▸ Prompt: Set down the material below in full, matching it exactly.

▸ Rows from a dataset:

>>>

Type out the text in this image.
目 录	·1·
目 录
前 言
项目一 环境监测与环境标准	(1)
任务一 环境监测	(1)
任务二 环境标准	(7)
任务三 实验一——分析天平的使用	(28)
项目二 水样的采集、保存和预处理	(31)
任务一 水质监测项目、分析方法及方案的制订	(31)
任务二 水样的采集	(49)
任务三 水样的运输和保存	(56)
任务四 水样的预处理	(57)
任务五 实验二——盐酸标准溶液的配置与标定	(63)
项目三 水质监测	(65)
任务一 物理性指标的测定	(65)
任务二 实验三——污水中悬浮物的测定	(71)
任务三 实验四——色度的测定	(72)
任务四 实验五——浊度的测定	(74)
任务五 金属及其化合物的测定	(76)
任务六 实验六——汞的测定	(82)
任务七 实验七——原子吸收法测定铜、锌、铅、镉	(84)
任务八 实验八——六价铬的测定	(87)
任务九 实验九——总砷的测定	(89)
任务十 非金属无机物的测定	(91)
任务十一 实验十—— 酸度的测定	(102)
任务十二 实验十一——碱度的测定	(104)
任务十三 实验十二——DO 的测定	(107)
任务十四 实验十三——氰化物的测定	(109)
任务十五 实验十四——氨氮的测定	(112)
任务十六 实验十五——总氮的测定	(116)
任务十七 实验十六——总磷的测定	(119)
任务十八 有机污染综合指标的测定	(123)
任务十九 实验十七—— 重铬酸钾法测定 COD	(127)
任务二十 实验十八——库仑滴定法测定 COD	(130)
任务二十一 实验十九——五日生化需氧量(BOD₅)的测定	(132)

<<<

▸ Task output:
Type out the text in this image.
目 录	·1·
目 录
前 言
项目一 环境监测与环境标准	(1)
任务一 环境监测	(1)
任务二 环境标准	(7)
任务三 实验一——分析天平的使用	(28)
项目二 水样的采集、保存和预处理	(31)
任务一 水质监测项目、分析方法及方案的制订	(31)
任务二 水样的采集	(49)
任务三 水样的运输和保存	(56)
任务四 水样的预处理	(57)
任务五 实验二——盐酸标准溶液的配置与标定	(63)
项目三 水质监测	(65)
任务一 物理性指标的测定	(65)
任务二 实验三——污水中悬浮物的测定	(71)
任务三 实验四——色度的测定	(72)
任务四 实验五——浊度的测定	(74)
任务五 金属及其化合物的测定	(76)
任务六 实验六——汞的测定	(82)
任务七 实验七——原子吸收法测定铜、锌、铅、镉	(84)
任务八 实验八——六价铬的测定	(87)
任务九 实验九——总砷的测定	(89)
任务十 非金属无机物的测定	(91)
任务十一 实验十—— 酸度的测定	(102)
任务十二 实验十一——碱度的测定	(104)
任务十三 实验十二——DO 的测定	(107)
任务十四 实验十三——氰化物的测定	(109)
任务十五 实验十四——氨氮的测定	(112)
任务十六 实验十五——总氮的测定	(116)
任务十七 实验十六——总磷的测定	(119)
任务十八 有机污染综合指标的测定	(123)
任务十九 实验十七—— 重铬酸钾法测定 COD	(127)
任务二十 实验十八——库仑滴定法测定 COD	(130)
任务二十一 实验十九——五日生化需氧量(BOD₅)的测定	(132)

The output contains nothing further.